* _Exercise aim_
Copy out all the data, word for word.

* _Data for processing_
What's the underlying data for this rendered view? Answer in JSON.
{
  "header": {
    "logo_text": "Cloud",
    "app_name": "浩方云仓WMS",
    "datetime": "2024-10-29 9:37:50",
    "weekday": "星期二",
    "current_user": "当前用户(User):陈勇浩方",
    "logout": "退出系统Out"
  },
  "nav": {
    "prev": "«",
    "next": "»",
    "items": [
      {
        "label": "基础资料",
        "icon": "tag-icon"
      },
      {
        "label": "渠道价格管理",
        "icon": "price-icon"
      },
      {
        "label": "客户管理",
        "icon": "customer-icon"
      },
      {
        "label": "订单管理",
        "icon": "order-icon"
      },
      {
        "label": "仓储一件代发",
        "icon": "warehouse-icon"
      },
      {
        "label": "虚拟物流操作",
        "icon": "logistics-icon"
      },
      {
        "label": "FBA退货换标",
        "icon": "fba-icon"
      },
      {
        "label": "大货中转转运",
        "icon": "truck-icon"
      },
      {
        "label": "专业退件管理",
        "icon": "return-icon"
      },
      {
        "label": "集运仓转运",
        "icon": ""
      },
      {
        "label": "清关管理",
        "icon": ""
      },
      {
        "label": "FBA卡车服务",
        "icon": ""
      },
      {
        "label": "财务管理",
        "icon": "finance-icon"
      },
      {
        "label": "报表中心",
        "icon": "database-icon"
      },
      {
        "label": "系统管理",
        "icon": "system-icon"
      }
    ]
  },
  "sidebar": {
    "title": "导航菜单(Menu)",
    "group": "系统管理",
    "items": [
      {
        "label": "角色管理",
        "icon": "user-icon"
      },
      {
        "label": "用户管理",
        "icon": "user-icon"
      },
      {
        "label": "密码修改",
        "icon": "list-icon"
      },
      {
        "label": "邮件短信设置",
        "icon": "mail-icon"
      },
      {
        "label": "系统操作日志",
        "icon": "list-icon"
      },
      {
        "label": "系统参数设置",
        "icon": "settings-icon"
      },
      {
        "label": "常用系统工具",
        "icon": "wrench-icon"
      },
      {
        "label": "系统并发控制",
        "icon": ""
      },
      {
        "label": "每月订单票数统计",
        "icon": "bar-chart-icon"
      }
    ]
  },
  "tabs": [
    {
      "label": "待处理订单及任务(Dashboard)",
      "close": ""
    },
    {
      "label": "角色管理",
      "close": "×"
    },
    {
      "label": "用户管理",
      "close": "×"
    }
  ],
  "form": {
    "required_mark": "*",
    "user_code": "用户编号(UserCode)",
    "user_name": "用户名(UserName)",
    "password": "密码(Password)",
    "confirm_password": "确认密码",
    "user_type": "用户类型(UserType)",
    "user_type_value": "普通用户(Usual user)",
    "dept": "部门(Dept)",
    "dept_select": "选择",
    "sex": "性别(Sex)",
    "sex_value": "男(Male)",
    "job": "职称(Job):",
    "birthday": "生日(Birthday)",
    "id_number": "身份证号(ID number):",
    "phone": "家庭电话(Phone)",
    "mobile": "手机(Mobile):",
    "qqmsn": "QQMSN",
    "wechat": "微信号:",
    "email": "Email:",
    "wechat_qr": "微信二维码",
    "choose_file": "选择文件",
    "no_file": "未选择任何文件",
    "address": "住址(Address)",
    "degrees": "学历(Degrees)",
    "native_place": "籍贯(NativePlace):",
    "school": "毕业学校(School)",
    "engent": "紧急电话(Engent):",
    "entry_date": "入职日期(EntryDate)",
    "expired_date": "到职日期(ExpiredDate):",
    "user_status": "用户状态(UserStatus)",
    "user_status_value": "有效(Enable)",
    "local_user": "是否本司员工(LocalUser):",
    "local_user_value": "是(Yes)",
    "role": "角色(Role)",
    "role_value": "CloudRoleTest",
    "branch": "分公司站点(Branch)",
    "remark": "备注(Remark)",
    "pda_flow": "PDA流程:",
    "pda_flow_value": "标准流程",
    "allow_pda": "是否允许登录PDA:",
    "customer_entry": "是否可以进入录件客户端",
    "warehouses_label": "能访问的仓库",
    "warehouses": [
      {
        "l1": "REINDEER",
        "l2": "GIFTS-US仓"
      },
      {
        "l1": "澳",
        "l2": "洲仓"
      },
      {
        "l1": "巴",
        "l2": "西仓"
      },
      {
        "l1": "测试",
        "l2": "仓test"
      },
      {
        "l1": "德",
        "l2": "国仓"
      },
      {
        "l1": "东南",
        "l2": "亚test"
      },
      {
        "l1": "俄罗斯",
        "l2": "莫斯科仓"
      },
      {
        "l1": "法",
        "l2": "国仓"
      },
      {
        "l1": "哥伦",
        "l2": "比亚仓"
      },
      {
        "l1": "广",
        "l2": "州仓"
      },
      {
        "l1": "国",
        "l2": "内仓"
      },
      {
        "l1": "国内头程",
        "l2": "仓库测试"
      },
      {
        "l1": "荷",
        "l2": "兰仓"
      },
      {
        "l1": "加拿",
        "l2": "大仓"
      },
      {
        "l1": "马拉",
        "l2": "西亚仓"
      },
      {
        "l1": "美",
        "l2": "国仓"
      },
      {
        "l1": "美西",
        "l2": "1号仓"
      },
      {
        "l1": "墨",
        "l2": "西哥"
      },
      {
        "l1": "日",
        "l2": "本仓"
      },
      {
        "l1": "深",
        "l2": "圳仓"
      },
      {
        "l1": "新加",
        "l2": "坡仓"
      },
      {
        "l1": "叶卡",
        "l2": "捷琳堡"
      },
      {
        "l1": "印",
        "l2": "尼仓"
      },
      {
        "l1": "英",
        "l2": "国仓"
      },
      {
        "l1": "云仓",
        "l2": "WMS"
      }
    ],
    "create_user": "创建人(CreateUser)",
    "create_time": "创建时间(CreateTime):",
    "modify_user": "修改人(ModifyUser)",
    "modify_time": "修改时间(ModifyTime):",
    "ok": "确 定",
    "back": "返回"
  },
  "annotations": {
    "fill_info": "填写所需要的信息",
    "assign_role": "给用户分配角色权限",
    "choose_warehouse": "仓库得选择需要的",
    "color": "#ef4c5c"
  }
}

* _Solution to this problem_
What's the underlying data for this rendered view? Answer in JSON.
{
  "header": {
    "logo_text": "Cloud",
    "app_name": "浩方云仓WMS",
    "datetime": "2024-10-29 9:37:50",
    "weekday": "星期二",
    "current_user": "当前用户(User):陈勇浩方",
    "logout": "退出系统Out"
  },
  "nav": {
    "prev": "«",
    "next": "»",
    "items": [
      {
        "label": "基础资料",
        "icon": "tag-icon"
      },
      {
        "label": "渠道价格管理",
        "icon": "price-icon"
      },
      {
        "label": "客户管理",
        "icon": "customer-icon"
      },
      {
        "label": "订单管理",
        "icon": "order-icon"
      },
      {
        "label": "仓储一件代发",
        "icon": "warehouse-icon"
      },
      {
        "label": "虚拟物流操作",
        "icon": "logistics-icon"
      },
      {
        "label": "FBA退货换标",
        "icon": "fba-icon"
      },
      {
        "label": "大货中转转运",
        "icon": "truck-icon"
      },
      {
        "label": "专业退件管理",
        "icon": "return-icon"
      },
      {
        "label": "集运仓转运",
        "icon": ""
      },
      {
        "label": "清关管理",
        "icon": ""
      },
      {
        "label": "FBA卡车服务",
        "icon": ""
      },
      {
        "label": "财务管理",
        "icon": "finance-icon"
      },
      {
        "label": "报表中心",
        "icon": "database-icon"
      },
      {
        "label": "系统管理",
        "icon": "system-icon"
      }
    ]
  },
  "sidebar": {
    "title": "导航菜单(Menu)",
    "group": "系统管理",
    "items": [
      {
        "label": "角色管理",
        "icon": "user-icon"
      },
      {
        "label": "用户管理",
        "icon": "user-icon"
      },
      {
        "label": "密码修改",
        "icon": "list-icon"
      },
      {
        "label": "邮件短信设置",
        "icon": "mail-icon"
      },
      {
        "label": "系统操作日志",
        "icon": "list-icon"
      },
      {
        "label": "系统参数设置",
        "icon": "settings-icon"
      },
      {
        "label": "常用系统工具",
        "icon": "wrench-icon"
      },
      {
        "label": "系统并发控制",
        "icon": ""
      },
      {
        "label": "每月订单票数统计",
        "icon": "bar-chart-icon"
      }
    ]
  },
  "tabs": [
    {
      "label": "待处理订单及任务(Dashboard)",
      "close": ""
    },
    {
      "label": "角色管理",
      "close": "×"
    },
    {
      "label": "用户管理",
      "close": "×"
    }
  ],
  "form": {
    "required_mark": "*",
    "user_code": "用户编号(UserCode)",
    "user_name": "用户名(UserName)",
    "password": "密码(Password)",
    "confirm_password": "确认密码",
    "user_type": "用户类型(UserType)",
    "user_type_value": "普通用户(Usual user)",
    "dept": "部门(Dept)",
    "dept_select": "选择",
    "sex": "性别(Sex)",
    "sex_value": "男(Male)",
    "job": "职称(Job):",
    "birthday": "生日(Birthday)",
    "id_number": "身份证号(ID number):",
    "phone": "家庭电话(Phone)",
    "mobile": "手机(Mobile):",
    "qqmsn": "QQMSN",
    "wechat": "微信号:",
    "email": "Email:",
    "wechat_qr": "微信二维码",
    "choose_file": "选择文件",
    "no_file": "未选择任何文件",
    "address": "住址(Address)",
    "degrees": "学历(Degrees)",
    "native_place": "籍贯(NativePlace):",
    "school": "毕业学校(School)",
    "engent": "紧急电话(Engent):",
    "entry_date": "入职日期(EntryDate)",
    "expired_date": "到职日期(ExpiredDate):",
    "user_status": "用户状态(UserStatus)",
    "user_status_value": "有效(Enable)",
    "local_user": "是否本司员工(LocalUser):",
    "local_user_value": "是(Yes)",
    "role": "角色(Role)",
    "role_value": "CloudRoleTest",
    "branch": "分公司站点(Branch)",
    "remark": "备注(Remark)",
    "pda_flow": "PDA流程:",
    "pda_flow_value": "标准流程",
    "allow_pda": "是否允许登录PDA:",
    "customer_entry": "是否可以进入录件客户端",
    "warehouses_label": "能访问的仓库",
    "warehouses": [
      {
        "l1": "REINDEER",
        "l2": "GIFTS-US仓"
      },
      {
        "l1": "澳",
        "l2": "洲仓"
      },
      {
        "l1": "巴",
        "l2": "西仓"
      },
      {
        "l1": "测试",
        "l2": "仓test"
      },
      {
        "l1": "德",
        "l2": "国仓"
      },
      {
        "l1": "东南",
        "l2": "亚test"
      },
      {
        "l1": "俄罗斯",
        "l2": "莫斯科仓"
      },
      {
        "l1": "法",
        "l2": "国仓"
      },
      {
        "l1": "哥伦",
        "l2": "比亚仓"
      },
      {
        "l1": "广",
        "l2": "州仓"
      },
      {
        "l1": "国",
        "l2": "内仓"
      },
      {
        "l1": "国内头程",
        "l2": "仓库测试"
      },
      {
        "l1": "荷",
        "l2": "兰仓"
      },
      {
        "l1": "加拿",
        "l2": "大仓"
      },
      {
        "l1": "马拉",
        "l2": "西亚仓"
      },
      {
        "l1": "美",
        "l2": "国仓"
      },
      {
        "l1": "美西",
        "l2": "1号仓"
      },
      {
        "l1": "墨",
        "l2": "西哥"
      },
      {
        "l1": "日",
        "l2": "本仓"
      },
      {
        "l1": "深",
        "l2": "圳仓"
      },
      {
        "l1": "新加",
        "l2": "坡仓"
      },
      {
        "l1": "叶卡",
        "l2": "捷琳堡"
      },
      {
        "l1": "印",
        "l2": "尼仓"
      },
      {
        "l1": "英",
        "l2": "国仓"
      },
      {
        "l1": "云仓",
        "l2": "WMS"
      }
    ],
    "create_user": "创建人(CreateUser)",
    "create_time": "创建时间(CreateTime):",
    "modify_user": "修改人(ModifyUser)",
    "modify_time": "修改时间(ModifyTime):",
    "ok": "确 定",
    "back": "返回"
  },
  "annotations": {
    "fill_info": "填写所需要的信息",
    "assign_role": "给用户分配角色权限",
    "choose_warehouse": "仓库得选择需要的",
    "color": "#ef4c5c"
  }
}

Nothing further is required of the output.